Items from a data source:
------

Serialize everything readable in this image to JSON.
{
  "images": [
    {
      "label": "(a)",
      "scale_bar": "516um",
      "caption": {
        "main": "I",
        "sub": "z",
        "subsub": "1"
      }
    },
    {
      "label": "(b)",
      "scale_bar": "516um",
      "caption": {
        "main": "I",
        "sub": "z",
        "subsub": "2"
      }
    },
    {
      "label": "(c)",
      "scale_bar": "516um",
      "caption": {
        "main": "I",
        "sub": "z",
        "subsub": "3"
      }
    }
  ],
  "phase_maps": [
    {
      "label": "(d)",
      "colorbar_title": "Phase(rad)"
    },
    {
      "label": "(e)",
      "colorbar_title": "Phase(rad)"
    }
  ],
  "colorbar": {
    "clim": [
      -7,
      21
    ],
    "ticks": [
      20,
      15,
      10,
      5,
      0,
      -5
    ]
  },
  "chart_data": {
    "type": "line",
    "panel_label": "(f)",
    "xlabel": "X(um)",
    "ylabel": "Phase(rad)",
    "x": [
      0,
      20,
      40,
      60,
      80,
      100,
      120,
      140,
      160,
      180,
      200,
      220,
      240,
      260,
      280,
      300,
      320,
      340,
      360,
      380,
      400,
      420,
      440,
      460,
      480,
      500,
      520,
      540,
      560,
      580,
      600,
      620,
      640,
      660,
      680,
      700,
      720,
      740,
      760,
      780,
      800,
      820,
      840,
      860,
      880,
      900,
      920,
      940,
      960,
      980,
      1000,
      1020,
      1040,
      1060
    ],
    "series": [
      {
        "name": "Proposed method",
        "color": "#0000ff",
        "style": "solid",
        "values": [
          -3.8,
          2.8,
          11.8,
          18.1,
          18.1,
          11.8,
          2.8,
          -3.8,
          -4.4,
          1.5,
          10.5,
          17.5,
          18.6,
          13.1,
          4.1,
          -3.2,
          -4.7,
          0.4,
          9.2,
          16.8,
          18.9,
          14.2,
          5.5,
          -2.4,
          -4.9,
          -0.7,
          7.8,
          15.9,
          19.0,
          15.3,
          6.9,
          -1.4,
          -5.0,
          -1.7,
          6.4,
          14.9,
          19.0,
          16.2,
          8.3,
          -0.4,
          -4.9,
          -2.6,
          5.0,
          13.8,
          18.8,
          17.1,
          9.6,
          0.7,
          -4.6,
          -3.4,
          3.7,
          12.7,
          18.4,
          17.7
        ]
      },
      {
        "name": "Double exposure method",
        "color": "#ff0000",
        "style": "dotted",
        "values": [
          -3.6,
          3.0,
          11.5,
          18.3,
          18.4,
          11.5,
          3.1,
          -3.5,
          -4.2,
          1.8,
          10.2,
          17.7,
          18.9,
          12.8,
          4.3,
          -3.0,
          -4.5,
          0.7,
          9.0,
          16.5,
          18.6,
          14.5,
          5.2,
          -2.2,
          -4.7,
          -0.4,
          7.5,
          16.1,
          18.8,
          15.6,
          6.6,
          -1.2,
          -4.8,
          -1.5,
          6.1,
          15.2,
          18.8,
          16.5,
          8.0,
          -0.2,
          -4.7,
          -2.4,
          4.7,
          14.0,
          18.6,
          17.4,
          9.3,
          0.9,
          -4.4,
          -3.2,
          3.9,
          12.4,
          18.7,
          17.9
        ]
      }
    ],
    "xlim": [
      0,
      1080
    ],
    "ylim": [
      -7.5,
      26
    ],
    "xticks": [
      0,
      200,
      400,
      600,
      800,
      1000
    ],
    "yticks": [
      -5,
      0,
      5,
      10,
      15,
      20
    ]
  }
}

------

From the records above, extract every entry verbatim.

Completed exercise:
Serialize everything readable in this image to JSON.
{
  "images": [
    {
      "label": "(a)",
      "scale_bar": "516um",
      "caption": {
        "main": "I",
        "sub": "z",
        "subsub": "1"
      }
    },
    {
      "label": "(b)",
      "scale_bar": "516um",
      "caption": {
        "main": "I",
        "sub": "z",
        "subsub": "2"
      }
    },
    {
      "label": "(c)",
      "scale_bar": "516um",
      "caption": {
        "main": "I",
        "sub": "z",
        "subsub": "3"
      }
    }
  ],
  "phase_maps": [
    {
      "label": "(d)",
      "colorbar_title": "Phase(rad)"
    },
    {
      "label": "(e)",
      "colorbar_title": "Phase(rad)"
    }
  ],
  "colorbar": {
    "clim": [
      -7,
      21
    ],
    "ticks": [
      20,
      15,
      10,
      5,
      0,
      -5
    ]
  },
  "chart_data": {
    "type": "line",
    "panel_label": "(f)",
    "xlabel": "X(um)",
    "ylabel": "Phase(rad)",
    "x": [
      0,
      20,
      40,
      60,
      80,
      100,
      120,
      140,
      160,
      180,
      200,
      220,
      240,
      260,
      280,
      300,
      320,
      340,
      360,
      380,
      400,
      420,
      440,
      460,
      480,
      500,
      520,
      540,
      560,
      580,
      600,
      620,
      640,
      660,
      680,
      700,
      720,
      740,
      760,
      780,
      800,
      820,
      840,
      860,
      880,
      900,
      920,
      940,
      960,
      980,
      1000,
      1020,
      1040,
      1060
    ],
    "series": [
      {
        "name": "Proposed method",
        "color": "#0000ff",
        "style": "solid",
        "values": [
          -3.8,
          2.8,
          11.8,
          18.1,
          18.1,
          11.8,
          2.8,
          -3.8,
          -4.4,
          1.5,
          10.5,
          17.5,
          18.6,
          13.1,
          4.1,
          -3.2,
          -4.7,
          0.4,
          9.2,
          16.8,
          18.9,
          14.2,
          5.5,
          -2.4,
          -4.9,
          -0.7,
          7.8,
          15.9,
          19.0,
          15.3,
          6.9,
          -1.4,
          -5.0,
          -1.7,
          6.4,
          14.9,
          19.0,
          16.2,
          8.3,
          -0.4,
          -4.9,
          -2.6,
          5.0,
          13.8,
          18.8,
          17.1,
          9.6,
          0.7,
          -4.6,
          -3.4,
          3.7,
          12.7,
          18.4,
          17.7
        ]
      },
      {
        "name": "Double exposure method",
        "color": "#ff0000",
        "style": "dotted",
        "values": [
          -3.6,
          3.0,
          11.5,
          18.3,
          18.4,
          11.5,
          3.1,
          -3.5,
          -4.2,
          1.8,
          10.2,
          17.7,
          18.9,
          12.8,
          4.3,
          -3.0,
          -4.5,
          0.7,
          9.0,
          16.5,
          18.6,
          14.5,
          5.2,
          -2.2,
          -4.7,
          -0.4,
          7.5,
          16.1,
          18.8,
          15.6,
          6.6,
          -1.2,
          -4.8,
          -1.5,
          6.1,
          15.2,
          18.8,
          16.5,
          8.0,
          -0.2,
          -4.7,
          -2.4,
          4.7,
          14.0,
          18.6,
          17.4,
          9.3,
          0.9,
          -4.4,
          -3.2,
          3.9,
          12.4,
          18.7,
          17.9
        ]
      }
    ],
    "xlim": [
      0,
      1080
    ],
    "ylim": [
      -7.5,
      26
    ],
    "xticks": [
      0,
      200,
      400,
      600,
      800,
      1000
    ],
    "yticks": [
      -5,
      0,
      5,
      10,
      15,
      20
    ]
  }
}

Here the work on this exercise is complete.